**Set problem**.
Below are some entries. Output each one exactly as it appears.

* Begin Materials provided *

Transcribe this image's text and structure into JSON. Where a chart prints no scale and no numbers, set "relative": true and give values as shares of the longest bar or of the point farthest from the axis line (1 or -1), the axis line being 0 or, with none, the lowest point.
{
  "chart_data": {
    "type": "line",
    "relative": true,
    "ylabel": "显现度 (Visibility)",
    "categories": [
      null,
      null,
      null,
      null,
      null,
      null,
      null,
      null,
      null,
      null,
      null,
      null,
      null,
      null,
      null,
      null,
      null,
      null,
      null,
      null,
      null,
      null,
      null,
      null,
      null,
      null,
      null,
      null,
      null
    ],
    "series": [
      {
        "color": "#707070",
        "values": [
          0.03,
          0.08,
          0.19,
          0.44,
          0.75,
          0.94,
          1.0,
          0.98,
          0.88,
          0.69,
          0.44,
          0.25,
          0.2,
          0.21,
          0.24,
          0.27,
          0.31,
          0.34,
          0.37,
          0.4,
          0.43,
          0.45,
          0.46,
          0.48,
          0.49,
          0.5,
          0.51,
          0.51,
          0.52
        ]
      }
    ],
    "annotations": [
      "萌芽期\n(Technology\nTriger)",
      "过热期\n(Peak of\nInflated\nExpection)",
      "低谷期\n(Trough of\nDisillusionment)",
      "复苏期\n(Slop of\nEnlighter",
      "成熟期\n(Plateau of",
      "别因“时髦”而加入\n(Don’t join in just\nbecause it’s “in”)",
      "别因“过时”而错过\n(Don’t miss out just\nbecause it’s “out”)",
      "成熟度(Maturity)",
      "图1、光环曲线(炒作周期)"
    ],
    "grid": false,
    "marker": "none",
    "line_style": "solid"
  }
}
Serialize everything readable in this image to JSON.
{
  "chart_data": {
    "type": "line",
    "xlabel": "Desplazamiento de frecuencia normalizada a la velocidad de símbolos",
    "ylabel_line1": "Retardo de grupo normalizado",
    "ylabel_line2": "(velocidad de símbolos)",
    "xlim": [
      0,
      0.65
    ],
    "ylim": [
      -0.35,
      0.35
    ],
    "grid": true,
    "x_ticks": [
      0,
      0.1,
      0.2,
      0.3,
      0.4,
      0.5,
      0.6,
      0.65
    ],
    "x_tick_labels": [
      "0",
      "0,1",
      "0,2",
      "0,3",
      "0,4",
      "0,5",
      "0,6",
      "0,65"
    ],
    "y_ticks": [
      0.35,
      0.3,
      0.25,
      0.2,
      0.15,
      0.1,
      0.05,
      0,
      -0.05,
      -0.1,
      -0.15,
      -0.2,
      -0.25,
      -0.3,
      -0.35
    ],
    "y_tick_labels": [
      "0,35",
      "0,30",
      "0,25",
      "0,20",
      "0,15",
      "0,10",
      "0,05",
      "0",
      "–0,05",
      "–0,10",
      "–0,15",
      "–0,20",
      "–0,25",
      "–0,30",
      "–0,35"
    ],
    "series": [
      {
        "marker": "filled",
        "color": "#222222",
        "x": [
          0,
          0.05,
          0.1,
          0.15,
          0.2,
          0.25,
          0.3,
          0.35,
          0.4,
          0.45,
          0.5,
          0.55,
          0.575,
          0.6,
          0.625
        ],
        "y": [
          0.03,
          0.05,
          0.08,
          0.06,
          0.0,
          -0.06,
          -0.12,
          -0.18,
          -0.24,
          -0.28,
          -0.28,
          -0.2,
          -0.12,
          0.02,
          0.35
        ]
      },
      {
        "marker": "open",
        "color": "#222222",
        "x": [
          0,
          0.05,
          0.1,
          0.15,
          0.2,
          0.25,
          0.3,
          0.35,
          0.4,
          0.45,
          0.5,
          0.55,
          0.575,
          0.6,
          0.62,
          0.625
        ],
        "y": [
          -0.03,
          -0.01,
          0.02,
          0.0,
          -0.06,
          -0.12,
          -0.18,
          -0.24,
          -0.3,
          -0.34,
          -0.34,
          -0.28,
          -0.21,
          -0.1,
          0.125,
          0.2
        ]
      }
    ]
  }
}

* End Materials provided *

**Completed task**.
Transcribe this image's text and structure into JSON. Where a chart prints no scale and no numbers, set "relative": true and give values as shares of the longest bar or of the point farthest from the axis line (1 or -1), the axis line being 0 or, with none, the lowest point.
{
  "chart_data": {
    "type": "line",
    "relative": true,
    "ylabel": "显现度 (Visibility)",
    "categories": [
      null,
      null,
      null,
      null,
      null,
      null,
      null,
      null,
      null,
      null,
      null,
      null,
      null,
      null,
      null,
      null,
      null,
      null,
      null,
      null,
      null,
      null,
      null,
      null,
      null,
      null,
      null,
      null,
      null
    ],
    "series": [
      {
        "color": "#707070",
        "values": [
          0.03,
          0.08,
          0.19,
          0.44,
          0.75,
          0.94,
          1.0,
          0.98,
          0.88,
          0.69,
          0.44,
          0.25,
          0.2,
          0.21,
          0.24,
          0.27,
          0.31,
          0.34,
          0.37,
          0.4,
          0.43,
          0.45,
          0.46,
          0.48,
          0.49,
          0.5,
          0.51,
          0.51,
          0.52
        ]
      }
    ],
    "annotations": [
      "萌芽期\n(Technology\nTriger)",
      "过热期\n(Peak of\nInflated\nExpection)",
      "低谷期\n(Trough of\nDisillusionment)",
      "复苏期\n(Slop of\nEnlighter",
      "成熟期\n(Plateau of",
      "别因“时髦”而加入\n(Don’t join in just\nbecause it’s “in”)",
      "别因“过时”而错过\n(Don’t miss out just\nbecause it’s “out”)",
      "成熟度(Maturity)",
      "图1、光环曲线(炒作周期)"
    ],
    "grid": false,
    "marker": "none",
    "line_style": "solid"
  }
}
Serialize everything readable in this image to JSON.
{
  "chart_data": {
    "type": "line",
    "xlabel": "Desplazamiento de frecuencia normalizada a la velocidad de símbolos",
    "ylabel_line1": "Retardo de grupo normalizado",
    "ylabel_line2": "(velocidad de símbolos)",
    "xlim": [
      0,
      0.65
    ],
    "ylim": [
      -0.35,
      0.35
    ],
    "grid": true,
    "x_ticks": [
      0,
      0.1,
      0.2,
      0.3,
      0.4,
      0.5,
      0.6,
      0.65
    ],
    "x_tick_labels": [
      "0",
      "0,1",
      "0,2",
      "0,3",
      "0,4",
      "0,5",
      "0,6",
      "0,65"
    ],
    "y_ticks": [
      0.35,
      0.3,
      0.25,
      0.2,
      0.15,
      0.1,
      0.05,
      0,
      -0.05,
      -0.1,
      -0.15,
      -0.2,
      -0.25,
      -0.3,
      -0.35
    ],
    "y_tick_labels": [
      "0,35",
      "0,30",
      "0,25",
      "0,20",
      "0,15",
      "0,10",
      "0,05",
      "0",
      "–0,05",
      "–0,10",
      "–0,15",
      "–0,20",
      "–0,25",
      "–0,30",
      "–0,35"
    ],
    "series": [
      {
        "marker": "filled",
        "color": "#222222",
        "x": [
          0,
          0.05,
          0.1,
          0.15,
          0.2,
          0.25,
          0.3,
          0.35,
          0.4,
          0.45,
          0.5,
          0.55,
          0.575,
          0.6,
          0.625
        ],
        "y": [
          0.03,
          0.05,
          0.08,
          0.06,
          0.0,
          -0.06,
          -0.12,
          -0.18,
          -0.24,
          -0.28,
          -0.28,
          -0.2,
          -0.12,
          0.02,
          0.35
        ]
      },
      {
        "marker": "open",
        "color": "#222222",
        "x": [
          0,
          0.05,
          0.1,
          0.15,
          0.2,
          0.25,
          0.3,
          0.35,
          0.4,
          0.45,
          0.5,
          0.55,
          0.575,
          0.6,
          0.62,
          0.625
        ],
        "y": [
          -0.03,
          -0.01,
          0.02,
          0.0,
          -0.06,
          -0.12,
          -0.18,
          -0.24,
          -0.3,
          -0.34,
          -0.34,
          -0.28,
          -0.21,
          -0.1,
          0.125,
          0.2
        ]
      }
    ]
  }
}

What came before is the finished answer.